--- Begin DATA FOR THIS TASK ---

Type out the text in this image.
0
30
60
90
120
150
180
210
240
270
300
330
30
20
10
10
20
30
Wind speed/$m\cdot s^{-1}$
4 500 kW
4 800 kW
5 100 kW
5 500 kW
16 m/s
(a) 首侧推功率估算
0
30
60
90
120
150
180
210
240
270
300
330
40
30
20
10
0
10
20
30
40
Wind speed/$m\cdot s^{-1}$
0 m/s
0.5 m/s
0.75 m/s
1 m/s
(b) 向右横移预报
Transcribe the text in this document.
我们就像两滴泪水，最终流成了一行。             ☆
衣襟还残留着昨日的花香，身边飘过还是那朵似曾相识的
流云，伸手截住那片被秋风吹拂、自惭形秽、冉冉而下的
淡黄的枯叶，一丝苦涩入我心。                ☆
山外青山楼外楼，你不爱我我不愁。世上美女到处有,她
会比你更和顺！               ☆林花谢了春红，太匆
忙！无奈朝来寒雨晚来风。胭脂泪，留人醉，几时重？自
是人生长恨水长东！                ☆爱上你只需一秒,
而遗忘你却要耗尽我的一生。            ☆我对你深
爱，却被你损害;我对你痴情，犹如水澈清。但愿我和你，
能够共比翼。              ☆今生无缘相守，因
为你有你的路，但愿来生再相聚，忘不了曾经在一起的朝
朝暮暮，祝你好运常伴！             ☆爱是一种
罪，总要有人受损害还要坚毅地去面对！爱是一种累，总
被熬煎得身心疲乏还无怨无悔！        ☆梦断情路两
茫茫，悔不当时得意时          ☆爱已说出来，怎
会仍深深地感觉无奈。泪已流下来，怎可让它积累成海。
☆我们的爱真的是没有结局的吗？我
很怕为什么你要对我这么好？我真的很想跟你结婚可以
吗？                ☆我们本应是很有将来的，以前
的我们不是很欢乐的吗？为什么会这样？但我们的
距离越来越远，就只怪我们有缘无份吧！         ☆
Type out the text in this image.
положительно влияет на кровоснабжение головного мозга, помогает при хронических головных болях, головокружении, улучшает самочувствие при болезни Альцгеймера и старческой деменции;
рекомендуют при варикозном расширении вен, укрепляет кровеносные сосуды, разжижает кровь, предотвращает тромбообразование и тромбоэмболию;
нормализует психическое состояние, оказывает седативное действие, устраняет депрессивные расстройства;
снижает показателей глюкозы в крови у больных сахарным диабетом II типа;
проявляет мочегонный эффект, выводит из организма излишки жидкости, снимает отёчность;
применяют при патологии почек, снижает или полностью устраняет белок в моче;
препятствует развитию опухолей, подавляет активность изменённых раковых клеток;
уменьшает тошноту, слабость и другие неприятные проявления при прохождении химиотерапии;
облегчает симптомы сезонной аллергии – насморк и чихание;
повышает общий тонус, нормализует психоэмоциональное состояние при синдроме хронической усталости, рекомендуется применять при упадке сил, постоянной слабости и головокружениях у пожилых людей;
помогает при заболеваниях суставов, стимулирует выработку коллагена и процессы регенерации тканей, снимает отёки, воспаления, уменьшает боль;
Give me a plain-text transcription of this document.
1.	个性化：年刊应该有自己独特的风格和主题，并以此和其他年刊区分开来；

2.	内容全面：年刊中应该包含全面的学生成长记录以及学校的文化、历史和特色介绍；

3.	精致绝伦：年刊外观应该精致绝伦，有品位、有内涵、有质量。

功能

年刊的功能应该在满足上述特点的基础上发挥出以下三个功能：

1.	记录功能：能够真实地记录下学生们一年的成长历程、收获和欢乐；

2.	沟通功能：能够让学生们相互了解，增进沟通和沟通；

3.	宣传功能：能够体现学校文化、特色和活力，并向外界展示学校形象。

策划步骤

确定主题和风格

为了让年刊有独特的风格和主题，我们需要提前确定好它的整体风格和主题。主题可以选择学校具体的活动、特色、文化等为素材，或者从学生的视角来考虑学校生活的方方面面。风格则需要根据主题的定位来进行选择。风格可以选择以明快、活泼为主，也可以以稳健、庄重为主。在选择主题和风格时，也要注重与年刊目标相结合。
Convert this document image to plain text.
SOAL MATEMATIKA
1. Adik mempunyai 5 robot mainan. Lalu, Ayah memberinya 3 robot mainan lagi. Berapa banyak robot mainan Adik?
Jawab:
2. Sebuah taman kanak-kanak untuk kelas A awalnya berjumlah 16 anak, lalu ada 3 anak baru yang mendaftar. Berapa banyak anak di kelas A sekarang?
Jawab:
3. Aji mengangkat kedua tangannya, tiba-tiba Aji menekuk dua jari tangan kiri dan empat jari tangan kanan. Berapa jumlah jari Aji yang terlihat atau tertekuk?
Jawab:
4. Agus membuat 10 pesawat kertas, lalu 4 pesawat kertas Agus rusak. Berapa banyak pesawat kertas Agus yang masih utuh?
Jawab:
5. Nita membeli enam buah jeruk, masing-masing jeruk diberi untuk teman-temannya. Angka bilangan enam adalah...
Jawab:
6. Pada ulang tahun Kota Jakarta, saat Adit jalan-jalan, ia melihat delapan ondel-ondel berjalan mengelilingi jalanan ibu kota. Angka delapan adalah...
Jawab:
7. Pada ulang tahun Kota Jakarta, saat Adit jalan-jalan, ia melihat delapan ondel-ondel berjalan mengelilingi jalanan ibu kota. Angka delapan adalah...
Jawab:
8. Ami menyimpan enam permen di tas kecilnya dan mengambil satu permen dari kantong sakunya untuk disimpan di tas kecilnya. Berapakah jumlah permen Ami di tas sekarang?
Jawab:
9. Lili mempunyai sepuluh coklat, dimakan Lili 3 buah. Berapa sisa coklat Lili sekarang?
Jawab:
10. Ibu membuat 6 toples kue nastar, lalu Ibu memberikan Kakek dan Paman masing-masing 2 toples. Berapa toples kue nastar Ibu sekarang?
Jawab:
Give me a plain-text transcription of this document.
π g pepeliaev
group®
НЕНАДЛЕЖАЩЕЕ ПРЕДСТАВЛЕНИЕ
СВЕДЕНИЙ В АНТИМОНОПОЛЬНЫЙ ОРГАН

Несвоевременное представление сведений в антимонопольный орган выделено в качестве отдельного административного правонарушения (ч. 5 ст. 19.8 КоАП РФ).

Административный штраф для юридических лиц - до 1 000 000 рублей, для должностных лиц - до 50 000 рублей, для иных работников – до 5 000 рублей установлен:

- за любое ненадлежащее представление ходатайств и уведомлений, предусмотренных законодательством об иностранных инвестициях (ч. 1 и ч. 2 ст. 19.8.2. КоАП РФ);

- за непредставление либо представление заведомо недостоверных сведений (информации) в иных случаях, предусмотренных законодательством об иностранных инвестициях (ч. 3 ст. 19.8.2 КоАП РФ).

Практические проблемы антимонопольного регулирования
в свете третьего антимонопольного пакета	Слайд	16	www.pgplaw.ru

--- End DATA FOR THIS TASK ---

- TO BE DONE -
Tally the lines in the listing that hold "membuat" and report the number alone.

- SOLUTION -
2